**WHAT YOU NEED TO DO**
Without including any images, reproduce each entry exactly.

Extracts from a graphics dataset
..............................
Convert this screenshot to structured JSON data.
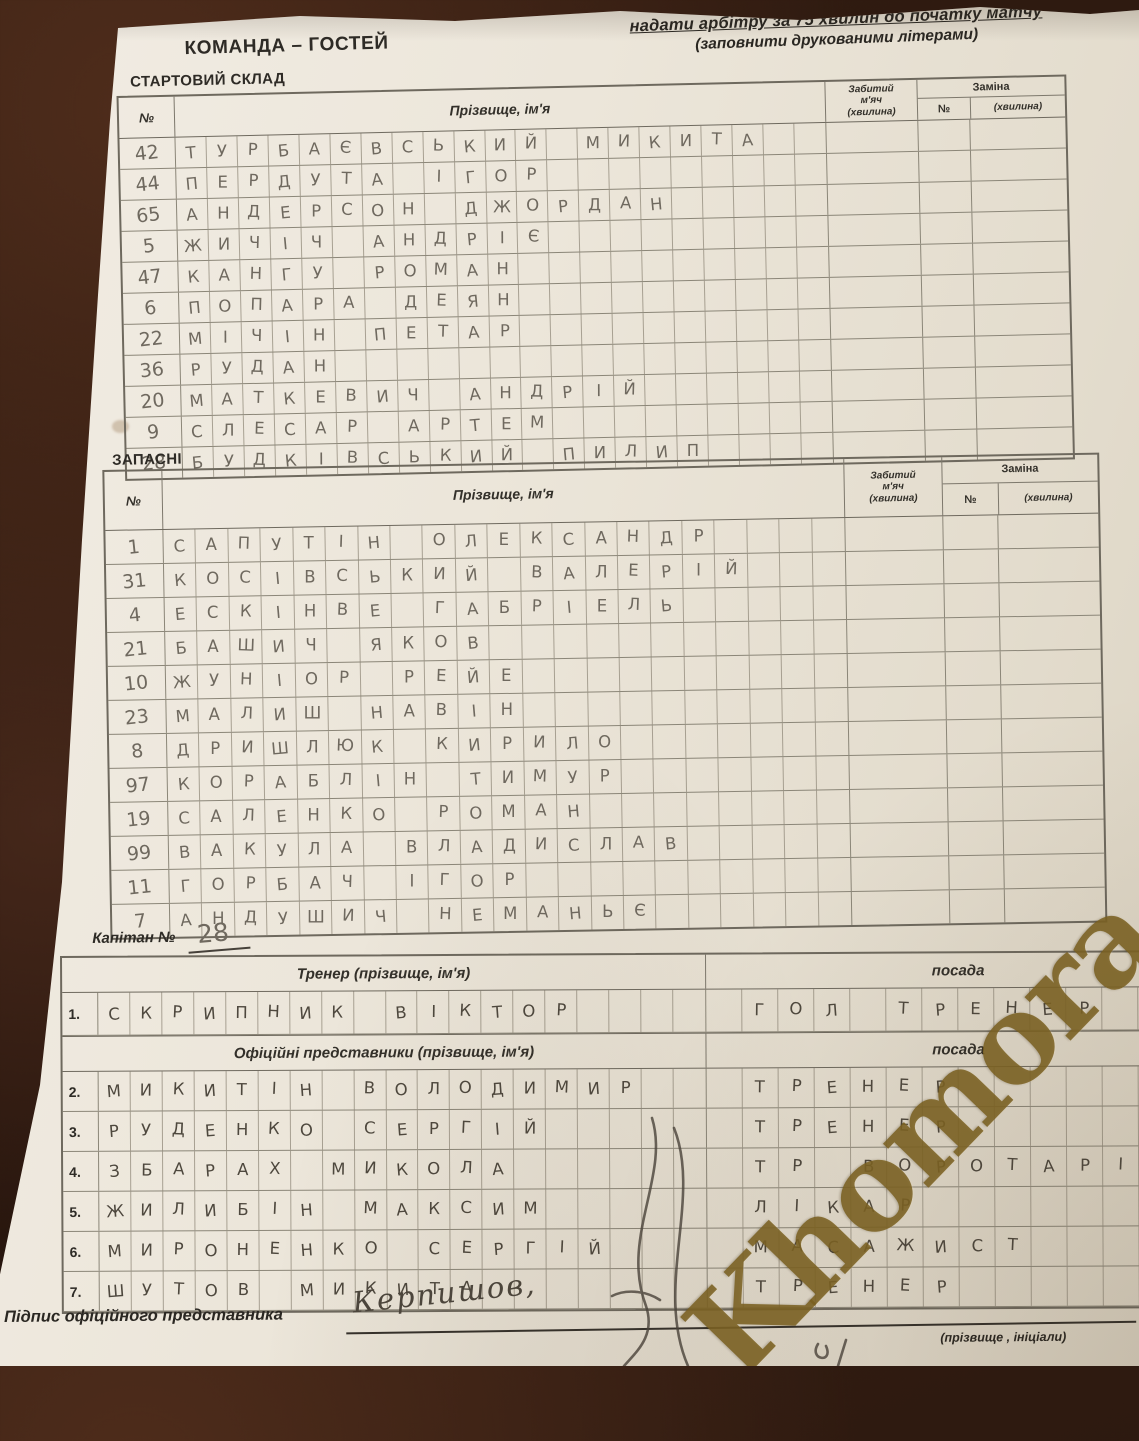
{
  "header": {
    "team_label": "КОМАНДА – ГОСТЕЙ",
    "instruction_line1": "надати арбітру за 75 хвилин до початку матчу",
    "instruction_line2": "(заповнити друкованими літерами)"
  },
  "table_headers": {
    "num": "№",
    "name": "Прізвище, ім'я",
    "goal_l1": "Забитий",
    "goal_l2": "м'яч",
    "goal_l3": "(хвилина)",
    "sub": "Заміна",
    "sub_num": "№",
    "sub_min": "(хвилина)"
  },
  "starting": {
    "title": "СТАРТОВИЙ СКЛАД",
    "rows": [
      {
        "num": "42",
        "name": "ТУРБАЄВСЬКИЙ МИКИТА"
      },
      {
        "num": "44",
        "name": "ПЕРДУТА ІГОР"
      },
      {
        "num": "65",
        "name": "АНДЕРСОН ДЖОРДАН"
      },
      {
        "num": "5",
        "name": "ЖИЧІЧ АНДРІЄ"
      },
      {
        "num": "47",
        "name": "КАНГУ РОМАН"
      },
      {
        "num": "6",
        "name": "ПОПАРА ДЕЯН"
      },
      {
        "num": "22",
        "name": "МІЧІН ПЕТАР"
      },
      {
        "num": "36",
        "name": "РУДАН"
      },
      {
        "num": "20",
        "name": "МАТКЕВИЧ АНДРІЙ"
      },
      {
        "num": "9",
        "name": "СЛЕСАР АРТЕМ"
      },
      {
        "num": "28",
        "name": "БУДКІВСЬКИЙ ПИЛИП"
      }
    ]
  },
  "substitutes": {
    "title": "ЗАПАСНІ",
    "rows": [
      {
        "num": "1",
        "name": "САПУТІН ОЛЕКСАНДР"
      },
      {
        "num": "31",
        "name": "КОСІВСЬКИЙ ВАЛЕРІЙ"
      },
      {
        "num": "4",
        "name": "ЕСКІНВЕ ГАБРІЕЛЬ"
      },
      {
        "num": "21",
        "name": "БАШИЧ ЯКОВ"
      },
      {
        "num": "10",
        "name": "ЖУНІОР РЕЙЕ"
      },
      {
        "num": "23",
        "name": "МАЛИШ НАВІН"
      },
      {
        "num": "8",
        "name": "ДРИШЛЮК КИРИЛО"
      },
      {
        "num": "97",
        "name": "КОРАБЛІН ТИМУР"
      },
      {
        "num": "19",
        "name": "САЛЕНКО РОМАН"
      },
      {
        "num": "99",
        "name": "ВАКУЛА ВЛАДИСЛАВ"
      },
      {
        "num": "11",
        "name": "ГОРБАЧ ІГОР"
      },
      {
        "num": "7",
        "name": "АНДУШИЧ НЕМАНЬЄ"
      }
    ]
  },
  "captain": {
    "label": "Капітан №",
    "number": "28"
  },
  "officials": {
    "coach_header": "Тренер (прізвище, ім'я)",
    "position_header": "посада",
    "reps_header": "Офіційні представники (прізвище, ім'я)",
    "position_header2": "посада",
    "rows": [
      {
        "num": "1.",
        "name": "СКРИПНИК ВІКТОР",
        "position": "ГОЛ ТРЕНЕР"
      },
      {
        "num": "2.",
        "name": "МИКИТІН ВОЛОДИМИР",
        "position": "ТРЕНЕР"
      },
      {
        "num": "3.",
        "name": "РУДЕНКО СЕРГІЙ",
        "position": "ТРЕНЕР"
      },
      {
        "num": "4.",
        "name": "ЗБАРАХ МИКОЛА",
        "position": "ТР ВОРОТАРІВ"
      },
      {
        "num": "5.",
        "name": "ЖИЛИБІН МАКСИМ",
        "position": "ЛІКАР"
      },
      {
        "num": "6.",
        "name": "МИРОНЕНКО СЕРГІЙ",
        "position": "МАСАЖИСТ"
      },
      {
        "num": "7.",
        "name": "ШУТОВ МИКИТА",
        "position": "ТРЕНЕР"
      }
    ]
  },
  "footer": {
    "signature_label": "Підпис офіційного представника",
    "signature_text": "Керпишов,",
    "signature_caption": "(прізвище , ініціали)"
  },
  "watermark": {
    "text": "Khomora",
    "color": "#795f20"
  },
  "colors": {
    "background": "#2a180f",
    "paper": "#ece6da",
    "grid_line": "#8b8678",
    "printed_text": "#2e2b26",
    "pencil_ink": "#6f695f",
    "pen_ink": "#4e483e"
  }
}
..............................
**EXERCISE ANSWER**
Convert this screenshot to structured JSON data.
{
  "header": {
    "team_label": "КОМАНДА – ГОСТЕЙ",
    "instruction_line1": "надати арбітру за 75 хвилин до початку матчу",
    "instruction_line2": "(заповнити друкованими літерами)"
  },
  "table_headers": {
    "num": "№",
    "name": "Прізвище, ім'я",
    "goal_l1": "Забитий",
    "goal_l2": "м'яч",
    "goal_l3": "(хвилина)",
    "sub": "Заміна",
    "sub_num": "№",
    "sub_min": "(хвилина)"
  },
  "starting": {
    "title": "СТАРТОВИЙ СКЛАД",
    "rows": [
      {
        "num": "42",
        "name": "ТУРБАЄВСЬКИЙ МИКИТА"
      },
      {
        "num": "44",
        "name": "ПЕРДУТА ІГОР"
      },
      {
        "num": "65",
        "name": "АНДЕРСОН ДЖОРДАН"
      },
      {
        "num": "5",
        "name": "ЖИЧІЧ АНДРІЄ"
      },
      {
        "num": "47",
        "name": "КАНГУ РОМАН"
      },
      {
        "num": "6",
        "name": "ПОПАРА ДЕЯН"
      },
      {
        "num": "22",
        "name": "МІЧІН ПЕТАР"
      },
      {
        "num": "36",
        "name": "РУДАН"
      },
      {
        "num": "20",
        "name": "МАТКЕВИЧ АНДРІЙ"
      },
      {
        "num": "9",
        "name": "СЛЕСАР АРТЕМ"
      },
      {
        "num": "28",
        "name": "БУДКІВСЬКИЙ ПИЛИП"
      }
    ]
  },
  "substitutes": {
    "title": "ЗАПАСНІ",
    "rows": [
      {
        "num": "1",
        "name": "САПУТІН ОЛЕКСАНДР"
      },
      {
        "num": "31",
        "name": "КОСІВСЬКИЙ ВАЛЕРІЙ"
      },
      {
        "num": "4",
        "name": "ЕСКІНВЕ ГАБРІЕЛЬ"
      },
      {
        "num": "21",
        "name": "БАШИЧ ЯКОВ"
      },
      {
        "num": "10",
        "name": "ЖУНІОР РЕЙЕ"
      },
      {
        "num": "23",
        "name": "МАЛИШ НАВІН"
      },
      {
        "num": "8",
        "name": "ДРИШЛЮК КИРИЛО"
      },
      {
        "num": "97",
        "name": "КОРАБЛІН ТИМУР"
      },
      {
        "num": "19",
        "name": "САЛЕНКО РОМАН"
      },
      {
        "num": "99",
        "name": "ВАКУЛА ВЛАДИСЛАВ"
      },
      {
        "num": "11",
        "name": "ГОРБАЧ ІГОР"
      },
      {
        "num": "7",
        "name": "АНДУШИЧ НЕМАНЬЄ"
      }
    ]
  },
  "captain": {
    "label": "Капітан №",
    "number": "28"
  },
  "officials": {
    "coach_header": "Тренер (прізвище, ім'я)",
    "position_header": "посада",
    "reps_header": "Офіційні представники (прізвище, ім'я)",
    "position_header2": "посада",
    "rows": [
      {
        "num": "1.",
        "name": "СКРИПНИК ВІКТОР",
        "position": "ГОЛ ТРЕНЕР"
      },
      {
        "num": "2.",
        "name": "МИКИТІН ВОЛОДИМИР",
        "position": "ТРЕНЕР"
      },
      {
        "num": "3.",
        "name": "РУДЕНКО СЕРГІЙ",
        "position": "ТРЕНЕР"
      },
      {
        "num": "4.",
        "name": "ЗБАРАХ МИКОЛА",
        "position": "ТР ВОРОТАРІВ"
      },
      {
        "num": "5.",
        "name": "ЖИЛИБІН МАКСИМ",
        "position": "ЛІКАР"
      },
      {
        "num": "6.",
        "name": "МИРОНЕНКО СЕРГІЙ",
        "position": "МАСАЖИСТ"
      },
      {
        "num": "7.",
        "name": "ШУТОВ МИКИТА",
        "position": "ТРЕНЕР"
      }
    ]
  },
  "footer": {
    "signature_label": "Підпис офіційного представника",
    "signature_text": "Керпишов,",
    "signature_caption": "(прізвище , ініціали)"
  },
  "watermark": {
    "text": "Khomora",
    "color": "#795f20"
  },
  "colors": {
    "background": "#2a180f",
    "paper": "#ece6da",
    "grid_line": "#8b8678",
    "printed_text": "#2e2b26",
    "pencil_ink": "#6f695f",
    "pen_ink": "#4e483e"
  }
}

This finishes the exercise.